— BEGIN —
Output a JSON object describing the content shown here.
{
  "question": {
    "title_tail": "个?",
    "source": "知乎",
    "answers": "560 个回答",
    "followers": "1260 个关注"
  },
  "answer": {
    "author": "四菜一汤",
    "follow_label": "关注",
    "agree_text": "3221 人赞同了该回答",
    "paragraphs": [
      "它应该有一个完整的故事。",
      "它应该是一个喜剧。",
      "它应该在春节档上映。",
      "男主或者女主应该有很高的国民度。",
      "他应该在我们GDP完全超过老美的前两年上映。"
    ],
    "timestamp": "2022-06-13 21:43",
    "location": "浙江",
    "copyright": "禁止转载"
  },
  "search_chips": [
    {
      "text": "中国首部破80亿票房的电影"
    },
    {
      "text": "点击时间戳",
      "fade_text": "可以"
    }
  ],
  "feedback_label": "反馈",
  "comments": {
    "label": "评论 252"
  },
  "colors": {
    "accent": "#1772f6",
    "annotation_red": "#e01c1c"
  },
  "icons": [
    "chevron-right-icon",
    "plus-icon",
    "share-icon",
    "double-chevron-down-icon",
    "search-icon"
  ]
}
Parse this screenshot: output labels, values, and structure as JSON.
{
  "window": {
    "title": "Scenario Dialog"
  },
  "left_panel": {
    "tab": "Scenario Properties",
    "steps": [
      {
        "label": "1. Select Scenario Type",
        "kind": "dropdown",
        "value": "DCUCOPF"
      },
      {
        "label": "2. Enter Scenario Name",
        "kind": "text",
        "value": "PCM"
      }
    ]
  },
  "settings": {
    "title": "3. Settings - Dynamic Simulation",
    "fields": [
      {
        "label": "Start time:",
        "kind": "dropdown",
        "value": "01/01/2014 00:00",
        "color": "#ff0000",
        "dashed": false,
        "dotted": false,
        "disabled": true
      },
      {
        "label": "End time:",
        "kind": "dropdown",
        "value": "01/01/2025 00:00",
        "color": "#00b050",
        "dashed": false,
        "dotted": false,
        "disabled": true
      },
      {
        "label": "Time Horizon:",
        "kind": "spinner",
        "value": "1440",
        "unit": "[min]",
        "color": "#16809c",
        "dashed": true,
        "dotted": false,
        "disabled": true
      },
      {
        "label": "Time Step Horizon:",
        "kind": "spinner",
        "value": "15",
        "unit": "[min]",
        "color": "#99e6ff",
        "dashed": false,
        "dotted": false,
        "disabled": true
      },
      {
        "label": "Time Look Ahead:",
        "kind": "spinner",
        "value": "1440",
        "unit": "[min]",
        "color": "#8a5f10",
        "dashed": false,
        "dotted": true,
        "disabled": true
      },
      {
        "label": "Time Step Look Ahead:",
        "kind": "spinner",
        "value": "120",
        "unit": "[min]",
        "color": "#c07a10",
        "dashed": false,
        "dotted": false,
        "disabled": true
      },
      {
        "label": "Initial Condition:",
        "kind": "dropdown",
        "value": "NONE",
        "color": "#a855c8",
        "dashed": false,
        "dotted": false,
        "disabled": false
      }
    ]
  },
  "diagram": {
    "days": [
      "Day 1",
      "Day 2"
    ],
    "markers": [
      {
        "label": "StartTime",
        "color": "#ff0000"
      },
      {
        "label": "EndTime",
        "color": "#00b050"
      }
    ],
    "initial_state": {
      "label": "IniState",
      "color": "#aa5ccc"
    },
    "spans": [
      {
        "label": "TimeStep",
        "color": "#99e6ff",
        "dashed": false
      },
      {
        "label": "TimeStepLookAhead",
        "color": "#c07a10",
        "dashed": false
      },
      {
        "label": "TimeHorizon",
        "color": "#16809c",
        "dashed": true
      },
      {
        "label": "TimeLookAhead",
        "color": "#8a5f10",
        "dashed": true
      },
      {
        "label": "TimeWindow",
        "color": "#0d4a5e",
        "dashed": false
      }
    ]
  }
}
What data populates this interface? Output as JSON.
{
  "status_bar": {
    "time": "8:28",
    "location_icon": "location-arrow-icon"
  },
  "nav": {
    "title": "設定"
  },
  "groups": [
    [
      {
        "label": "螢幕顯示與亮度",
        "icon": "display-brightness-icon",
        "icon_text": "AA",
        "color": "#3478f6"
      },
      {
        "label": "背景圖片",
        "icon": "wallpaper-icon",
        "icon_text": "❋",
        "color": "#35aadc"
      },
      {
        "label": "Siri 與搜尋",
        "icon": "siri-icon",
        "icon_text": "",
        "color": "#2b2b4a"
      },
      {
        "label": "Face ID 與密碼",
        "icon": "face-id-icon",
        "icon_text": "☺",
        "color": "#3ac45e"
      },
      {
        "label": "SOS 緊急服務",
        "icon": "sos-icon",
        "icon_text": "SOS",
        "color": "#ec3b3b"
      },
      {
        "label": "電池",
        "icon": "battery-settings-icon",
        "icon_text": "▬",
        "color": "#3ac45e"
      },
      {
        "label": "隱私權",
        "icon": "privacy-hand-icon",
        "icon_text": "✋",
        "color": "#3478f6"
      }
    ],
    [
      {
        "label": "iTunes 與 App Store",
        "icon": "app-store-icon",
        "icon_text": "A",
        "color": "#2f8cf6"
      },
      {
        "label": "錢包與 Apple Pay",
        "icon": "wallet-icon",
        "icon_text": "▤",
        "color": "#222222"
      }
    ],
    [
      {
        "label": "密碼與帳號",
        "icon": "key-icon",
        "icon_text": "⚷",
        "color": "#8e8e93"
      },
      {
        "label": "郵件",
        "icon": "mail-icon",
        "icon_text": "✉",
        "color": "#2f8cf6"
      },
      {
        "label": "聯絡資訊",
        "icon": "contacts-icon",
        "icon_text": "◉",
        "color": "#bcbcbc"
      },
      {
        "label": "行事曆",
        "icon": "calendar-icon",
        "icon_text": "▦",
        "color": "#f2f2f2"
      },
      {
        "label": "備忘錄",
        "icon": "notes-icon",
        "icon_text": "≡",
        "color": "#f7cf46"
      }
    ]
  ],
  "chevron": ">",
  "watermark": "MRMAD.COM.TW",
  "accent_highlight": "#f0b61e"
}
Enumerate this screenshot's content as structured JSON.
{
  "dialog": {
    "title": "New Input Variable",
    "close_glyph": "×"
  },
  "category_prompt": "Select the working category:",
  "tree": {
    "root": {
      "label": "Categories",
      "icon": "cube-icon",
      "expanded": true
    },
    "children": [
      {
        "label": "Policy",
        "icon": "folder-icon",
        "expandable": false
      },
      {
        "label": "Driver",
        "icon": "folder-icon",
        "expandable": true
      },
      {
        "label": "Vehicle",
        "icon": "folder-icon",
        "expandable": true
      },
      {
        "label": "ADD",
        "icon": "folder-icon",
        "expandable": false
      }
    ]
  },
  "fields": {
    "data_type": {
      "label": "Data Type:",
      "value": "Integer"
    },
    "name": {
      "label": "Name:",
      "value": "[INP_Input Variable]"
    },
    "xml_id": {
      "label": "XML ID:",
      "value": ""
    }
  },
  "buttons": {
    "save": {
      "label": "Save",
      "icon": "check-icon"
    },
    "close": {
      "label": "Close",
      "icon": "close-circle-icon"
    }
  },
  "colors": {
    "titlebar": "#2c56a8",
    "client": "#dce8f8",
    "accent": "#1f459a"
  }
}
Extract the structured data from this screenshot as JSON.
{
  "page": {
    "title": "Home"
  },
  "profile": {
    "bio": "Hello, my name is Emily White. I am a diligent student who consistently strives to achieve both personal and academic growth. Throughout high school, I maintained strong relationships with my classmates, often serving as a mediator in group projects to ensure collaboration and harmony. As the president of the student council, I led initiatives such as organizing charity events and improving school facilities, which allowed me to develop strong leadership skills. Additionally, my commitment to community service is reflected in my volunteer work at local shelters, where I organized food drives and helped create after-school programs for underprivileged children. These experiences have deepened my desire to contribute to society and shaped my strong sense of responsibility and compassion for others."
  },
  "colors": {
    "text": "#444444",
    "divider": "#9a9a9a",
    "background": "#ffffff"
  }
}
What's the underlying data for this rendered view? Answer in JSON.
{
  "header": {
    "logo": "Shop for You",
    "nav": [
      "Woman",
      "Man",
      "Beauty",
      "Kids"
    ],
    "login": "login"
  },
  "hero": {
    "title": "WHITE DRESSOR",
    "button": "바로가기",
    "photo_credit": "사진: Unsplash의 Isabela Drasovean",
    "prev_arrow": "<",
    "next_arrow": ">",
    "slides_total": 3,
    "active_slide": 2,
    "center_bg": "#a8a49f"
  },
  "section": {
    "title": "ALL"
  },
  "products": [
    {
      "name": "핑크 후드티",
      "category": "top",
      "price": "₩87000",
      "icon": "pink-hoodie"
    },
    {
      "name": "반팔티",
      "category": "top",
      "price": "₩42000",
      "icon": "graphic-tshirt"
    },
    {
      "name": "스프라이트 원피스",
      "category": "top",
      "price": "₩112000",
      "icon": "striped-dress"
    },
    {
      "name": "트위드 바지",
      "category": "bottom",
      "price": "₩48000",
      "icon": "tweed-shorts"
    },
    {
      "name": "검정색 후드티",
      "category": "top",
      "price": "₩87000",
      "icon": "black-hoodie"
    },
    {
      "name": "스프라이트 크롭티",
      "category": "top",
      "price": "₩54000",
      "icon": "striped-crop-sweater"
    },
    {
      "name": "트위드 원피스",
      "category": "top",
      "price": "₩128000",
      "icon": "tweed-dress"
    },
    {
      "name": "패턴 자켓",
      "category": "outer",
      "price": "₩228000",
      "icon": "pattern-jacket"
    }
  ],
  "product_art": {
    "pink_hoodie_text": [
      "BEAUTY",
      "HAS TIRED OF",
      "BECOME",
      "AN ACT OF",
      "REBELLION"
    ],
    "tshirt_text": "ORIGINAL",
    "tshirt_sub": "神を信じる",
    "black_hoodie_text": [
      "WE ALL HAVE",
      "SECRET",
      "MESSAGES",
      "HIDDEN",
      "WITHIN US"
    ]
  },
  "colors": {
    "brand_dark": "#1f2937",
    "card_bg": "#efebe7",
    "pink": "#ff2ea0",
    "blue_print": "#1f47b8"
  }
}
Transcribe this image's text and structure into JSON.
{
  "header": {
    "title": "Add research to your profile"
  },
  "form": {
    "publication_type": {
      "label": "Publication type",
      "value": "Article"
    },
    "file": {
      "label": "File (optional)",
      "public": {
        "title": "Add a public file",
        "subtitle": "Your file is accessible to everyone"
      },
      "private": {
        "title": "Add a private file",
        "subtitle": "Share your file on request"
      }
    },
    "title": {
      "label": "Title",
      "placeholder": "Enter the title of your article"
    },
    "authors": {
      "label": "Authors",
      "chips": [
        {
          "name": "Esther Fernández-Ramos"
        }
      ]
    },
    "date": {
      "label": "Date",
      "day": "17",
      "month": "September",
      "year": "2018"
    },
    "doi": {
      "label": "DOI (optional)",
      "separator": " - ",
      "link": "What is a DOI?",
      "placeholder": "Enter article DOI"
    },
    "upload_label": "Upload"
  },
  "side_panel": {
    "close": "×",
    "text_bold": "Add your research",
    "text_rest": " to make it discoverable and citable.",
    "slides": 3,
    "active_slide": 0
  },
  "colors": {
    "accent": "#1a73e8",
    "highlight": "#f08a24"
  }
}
— END —
» TASK PROMPT
Find the number of lines in which the word "content" occurs, and write nothing but that number.

» RESULT FOR THIS EXERCISE
2